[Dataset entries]
>>>>>

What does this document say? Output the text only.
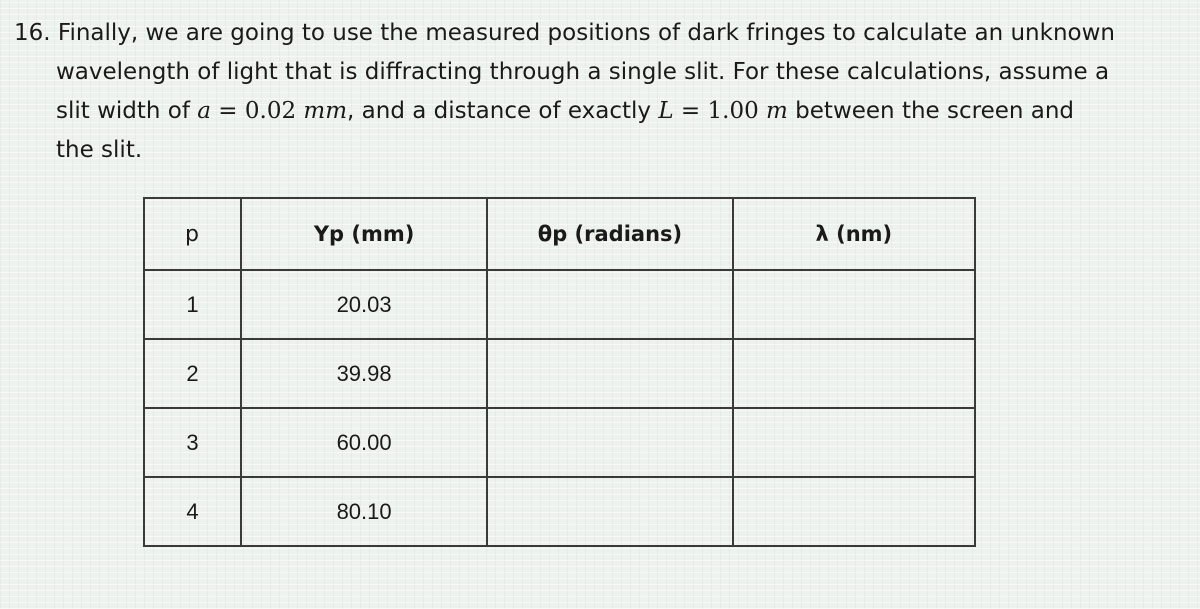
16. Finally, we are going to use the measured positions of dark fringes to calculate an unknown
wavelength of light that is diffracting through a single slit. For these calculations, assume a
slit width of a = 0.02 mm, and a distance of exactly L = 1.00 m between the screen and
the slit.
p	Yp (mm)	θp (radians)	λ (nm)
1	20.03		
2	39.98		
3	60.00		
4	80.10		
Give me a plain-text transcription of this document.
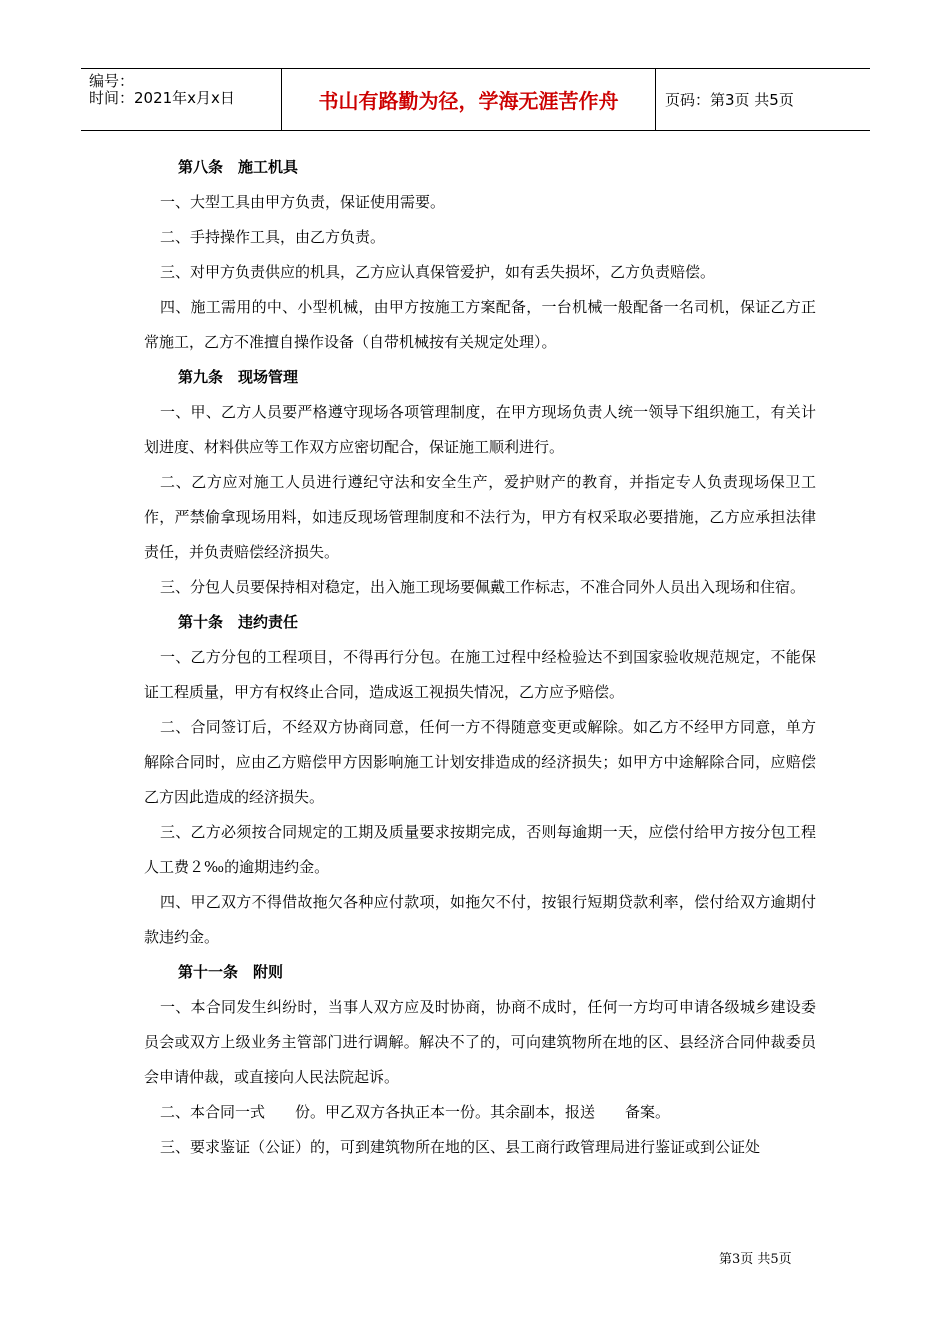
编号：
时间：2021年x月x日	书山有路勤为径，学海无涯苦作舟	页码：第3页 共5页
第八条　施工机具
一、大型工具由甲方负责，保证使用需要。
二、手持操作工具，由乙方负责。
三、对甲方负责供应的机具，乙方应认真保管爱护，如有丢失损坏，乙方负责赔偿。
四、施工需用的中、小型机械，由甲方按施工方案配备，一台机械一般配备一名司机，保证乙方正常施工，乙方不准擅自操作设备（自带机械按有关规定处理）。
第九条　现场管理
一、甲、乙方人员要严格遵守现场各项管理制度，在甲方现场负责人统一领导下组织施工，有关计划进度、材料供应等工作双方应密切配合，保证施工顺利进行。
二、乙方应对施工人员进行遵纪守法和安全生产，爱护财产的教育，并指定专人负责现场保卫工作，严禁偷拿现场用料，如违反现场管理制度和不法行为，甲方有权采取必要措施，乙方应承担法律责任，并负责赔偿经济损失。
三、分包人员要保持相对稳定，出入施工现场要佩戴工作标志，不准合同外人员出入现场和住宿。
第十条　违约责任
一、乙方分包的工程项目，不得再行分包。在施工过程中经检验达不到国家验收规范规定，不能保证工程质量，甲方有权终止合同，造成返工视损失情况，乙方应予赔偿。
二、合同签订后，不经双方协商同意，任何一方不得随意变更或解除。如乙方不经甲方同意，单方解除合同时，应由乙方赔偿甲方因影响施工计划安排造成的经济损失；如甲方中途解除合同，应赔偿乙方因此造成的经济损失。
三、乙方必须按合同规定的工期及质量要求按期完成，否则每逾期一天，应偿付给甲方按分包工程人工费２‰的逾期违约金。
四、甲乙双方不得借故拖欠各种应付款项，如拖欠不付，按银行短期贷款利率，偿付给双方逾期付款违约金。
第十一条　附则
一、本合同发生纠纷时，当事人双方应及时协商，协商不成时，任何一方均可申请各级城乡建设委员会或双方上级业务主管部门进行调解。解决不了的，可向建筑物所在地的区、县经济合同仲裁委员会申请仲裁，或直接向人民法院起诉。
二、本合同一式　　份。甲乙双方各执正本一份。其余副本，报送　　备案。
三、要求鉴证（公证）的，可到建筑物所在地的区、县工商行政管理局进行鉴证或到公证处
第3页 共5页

<<<<<

Given exercise - Reproduce all entries exactly. Pictures do not belong in the copy.

Task answer -
What does this document say? Output the text only.
16. Finally, we are going to use the measured positions of dark fringes to calculate an unknown
wavelength of light that is diffracting through a single slit. For these calculations, assume a
slit width of a = 0.02 mm, and a distance of exactly L = 1.00 m between the screen and
the slit.
p	Yp (mm)	θp (radians)	λ (nm)
1	20.03		
2	39.98		
3	60.00		
4	80.10		
Give me a plain-text transcription of this document.
编号：
时间：2021年x月x日	书山有路勤为径，学海无涯苦作舟	页码：第3页 共5页
第八条　施工机具
一、大型工具由甲方负责，保证使用需要。
二、手持操作工具，由乙方负责。
三、对甲方负责供应的机具，乙方应认真保管爱护，如有丢失损坏，乙方负责赔偿。
四、施工需用的中、小型机械，由甲方按施工方案配备，一台机械一般配备一名司机，保证乙方正常施工，乙方不准擅自操作设备（自带机械按有关规定处理）。
第九条　现场管理
一、甲、乙方人员要严格遵守现场各项管理制度，在甲方现场负责人统一领导下组织施工，有关计划进度、材料供应等工作双方应密切配合，保证施工顺利进行。
二、乙方应对施工人员进行遵纪守法和安全生产，爱护财产的教育，并指定专人负责现场保卫工作，严禁偷拿现场用料，如违反现场管理制度和不法行为，甲方有权采取必要措施，乙方应承担法律责任，并负责赔偿经济损失。
三、分包人员要保持相对稳定，出入施工现场要佩戴工作标志，不准合同外人员出入现场和住宿。
第十条　违约责任
一、乙方分包的工程项目，不得再行分包。在施工过程中经检验达不到国家验收规范规定，不能保证工程质量，甲方有权终止合同，造成返工视损失情况，乙方应予赔偿。
二、合同签订后，不经双方协商同意，任何一方不得随意变更或解除。如乙方不经甲方同意，单方解除合同时，应由乙方赔偿甲方因影响施工计划安排造成的经济损失；如甲方中途解除合同，应赔偿乙方因此造成的经济损失。
三、乙方必须按合同规定的工期及质量要求按期完成，否则每逾期一天，应偿付给甲方按分包工程人工费２‰的逾期违约金。
四、甲乙双方不得借故拖欠各种应付款项，如拖欠不付，按银行短期贷款利率，偿付给双方逾期付款违约金。
第十一条　附则
一、本合同发生纠纷时，当事人双方应及时协商，协商不成时，任何一方均可申请各级城乡建设委员会或双方上级业务主管部门进行调解。解决不了的，可向建筑物所在地的区、县经济合同仲裁委员会申请仲裁，或直接向人民法院起诉。
二、本合同一式　　份。甲乙双方各执正本一份。其余副本，报送　　备案。
三、要求鉴证（公证）的，可到建筑物所在地的区、县工商行政管理局进行鉴证或到公证处
第3页 共5页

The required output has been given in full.